Requirement |
Quote every line of the data below as it stands, omitting pictures.

Supplied data |
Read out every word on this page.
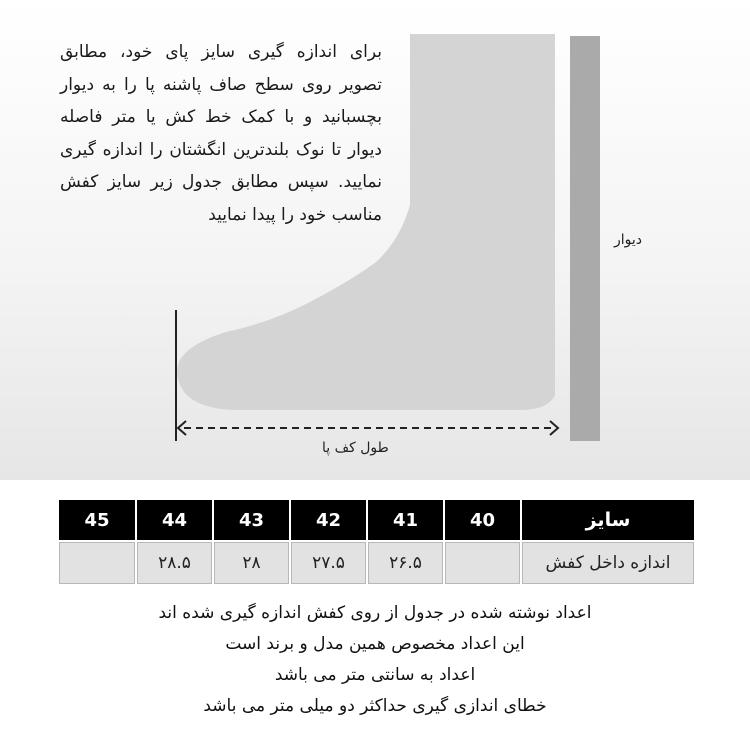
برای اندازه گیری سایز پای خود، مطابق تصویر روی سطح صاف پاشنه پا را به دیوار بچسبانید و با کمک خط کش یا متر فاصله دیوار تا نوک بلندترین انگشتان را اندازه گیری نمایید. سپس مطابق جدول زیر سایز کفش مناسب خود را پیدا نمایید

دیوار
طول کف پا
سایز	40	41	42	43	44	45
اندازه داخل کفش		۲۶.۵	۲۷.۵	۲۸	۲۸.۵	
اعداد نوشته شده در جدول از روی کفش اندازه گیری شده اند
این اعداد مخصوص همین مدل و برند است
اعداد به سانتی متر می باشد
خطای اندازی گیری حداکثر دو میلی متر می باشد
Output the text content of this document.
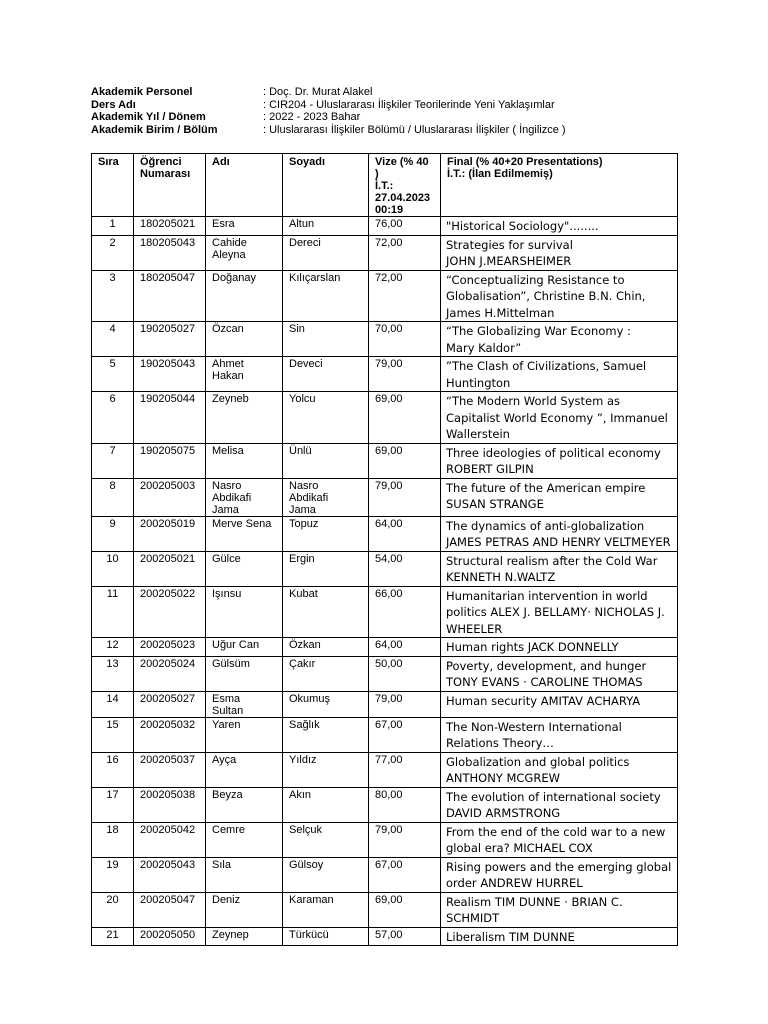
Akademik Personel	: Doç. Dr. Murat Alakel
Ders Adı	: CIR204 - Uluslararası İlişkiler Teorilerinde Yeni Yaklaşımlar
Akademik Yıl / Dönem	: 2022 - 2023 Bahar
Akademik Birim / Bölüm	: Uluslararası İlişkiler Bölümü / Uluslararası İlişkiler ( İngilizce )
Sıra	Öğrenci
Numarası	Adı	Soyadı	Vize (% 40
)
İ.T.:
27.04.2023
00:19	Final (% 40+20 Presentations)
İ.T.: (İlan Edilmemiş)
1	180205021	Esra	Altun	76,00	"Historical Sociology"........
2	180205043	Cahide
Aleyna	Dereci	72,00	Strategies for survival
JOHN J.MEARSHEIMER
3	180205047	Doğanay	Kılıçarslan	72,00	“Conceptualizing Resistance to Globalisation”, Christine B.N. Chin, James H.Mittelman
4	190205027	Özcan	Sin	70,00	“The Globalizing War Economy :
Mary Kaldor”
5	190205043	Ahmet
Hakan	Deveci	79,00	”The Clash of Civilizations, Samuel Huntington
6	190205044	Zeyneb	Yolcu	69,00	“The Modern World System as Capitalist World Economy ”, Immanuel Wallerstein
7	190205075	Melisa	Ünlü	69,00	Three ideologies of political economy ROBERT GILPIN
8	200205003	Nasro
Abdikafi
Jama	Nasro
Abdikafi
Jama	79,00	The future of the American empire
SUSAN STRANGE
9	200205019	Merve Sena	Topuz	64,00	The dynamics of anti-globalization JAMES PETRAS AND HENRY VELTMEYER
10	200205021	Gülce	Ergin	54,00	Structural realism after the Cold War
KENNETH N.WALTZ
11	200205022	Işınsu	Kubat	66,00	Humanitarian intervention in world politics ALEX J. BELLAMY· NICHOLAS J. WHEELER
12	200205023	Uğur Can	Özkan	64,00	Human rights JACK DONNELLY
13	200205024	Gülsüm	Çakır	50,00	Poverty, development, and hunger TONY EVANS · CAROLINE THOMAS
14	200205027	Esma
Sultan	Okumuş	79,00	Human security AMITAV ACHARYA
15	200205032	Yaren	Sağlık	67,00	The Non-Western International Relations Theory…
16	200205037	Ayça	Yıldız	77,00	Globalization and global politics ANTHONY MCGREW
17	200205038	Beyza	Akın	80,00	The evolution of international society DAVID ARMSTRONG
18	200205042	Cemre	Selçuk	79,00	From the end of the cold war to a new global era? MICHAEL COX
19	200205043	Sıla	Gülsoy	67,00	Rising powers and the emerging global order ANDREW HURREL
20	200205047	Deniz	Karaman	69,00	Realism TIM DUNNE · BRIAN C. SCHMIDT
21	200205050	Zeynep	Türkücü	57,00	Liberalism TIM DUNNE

Result |
Read out every word on this page.
برای اندازه گیری سایز پای خود، مطابق تصویر روی سطح صاف پاشنه پا را به دیوار بچسبانید و با کمک خط کش یا متر فاصله دیوار تا نوک بلندترین انگشتان را اندازه گیری نمایید. سپس مطابق جدول زیر سایز کفش مناسب خود را پیدا نمایید

دیوار
طول کف پا
سایز	40	41	42	43	44	45
اندازه داخل کفش		۲۶.۵	۲۷.۵	۲۸	۲۸.۵	
اعداد نوشته شده در جدول از روی کفش اندازه گیری شده اند
این اعداد مخصوص همین مدل و برند است
اعداد به سانتی متر می باشد
خطای اندازی گیری حداکثر دو میلی متر می باشد
Output the text content of this document.
Akademik Personel	: Doç. Dr. Murat Alakel
Ders Adı	: CIR204 - Uluslararası İlişkiler Teorilerinde Yeni Yaklaşımlar
Akademik Yıl / Dönem	: 2022 - 2023 Bahar
Akademik Birim / Bölüm	: Uluslararası İlişkiler Bölümü / Uluslararası İlişkiler ( İngilizce )
Sıra	Öğrenci
Numarası	Adı	Soyadı	Vize (% 40
)
İ.T.:
27.04.2023
00:19	Final (% 40+20 Presentations)
İ.T.: (İlan Edilmemiş)
1	180205021	Esra	Altun	76,00	"Historical Sociology"........
2	180205043	Cahide
Aleyna	Dereci	72,00	Strategies for survival
JOHN J.MEARSHEIMER
3	180205047	Doğanay	Kılıçarslan	72,00	“Conceptualizing Resistance to Globalisation”, Christine B.N. Chin, James H.Mittelman
4	190205027	Özcan	Sin	70,00	“The Globalizing War Economy :
Mary Kaldor”
5	190205043	Ahmet
Hakan	Deveci	79,00	”The Clash of Civilizations, Samuel Huntington
6	190205044	Zeyneb	Yolcu	69,00	“The Modern World System as Capitalist World Economy ”, Immanuel Wallerstein
7	190205075	Melisa	Ünlü	69,00	Three ideologies of political economy ROBERT GILPIN
8	200205003	Nasro
Abdikafi
Jama	Nasro
Abdikafi
Jama	79,00	The future of the American empire
SUSAN STRANGE
9	200205019	Merve Sena	Topuz	64,00	The dynamics of anti-globalization JAMES PETRAS AND HENRY VELTMEYER
10	200205021	Gülce	Ergin	54,00	Structural realism after the Cold War
KENNETH N.WALTZ
11	200205022	Işınsu	Kubat	66,00	Humanitarian intervention in world politics ALEX J. BELLAMY· NICHOLAS J. WHEELER
12	200205023	Uğur Can	Özkan	64,00	Human rights JACK DONNELLY
13	200205024	Gülsüm	Çakır	50,00	Poverty, development, and hunger TONY EVANS · CAROLINE THOMAS
14	200205027	Esma
Sultan	Okumuş	79,00	Human security AMITAV ACHARYA
15	200205032	Yaren	Sağlık	67,00	The Non-Western International Relations Theory…
16	200205037	Ayça	Yıldız	77,00	Globalization and global politics ANTHONY MCGREW
17	200205038	Beyza	Akın	80,00	The evolution of international society DAVID ARMSTRONG
18	200205042	Cemre	Selçuk	79,00	From the end of the cold war to a new global era? MICHAEL COX
19	200205043	Sıla	Gülsoy	67,00	Rising powers and the emerging global order ANDREW HURREL
20	200205047	Deniz	Karaman	69,00	Realism TIM DUNNE · BRIAN C. SCHMIDT
21	200205050	Zeynep	Türkücü	57,00	Liberalism TIM DUNNE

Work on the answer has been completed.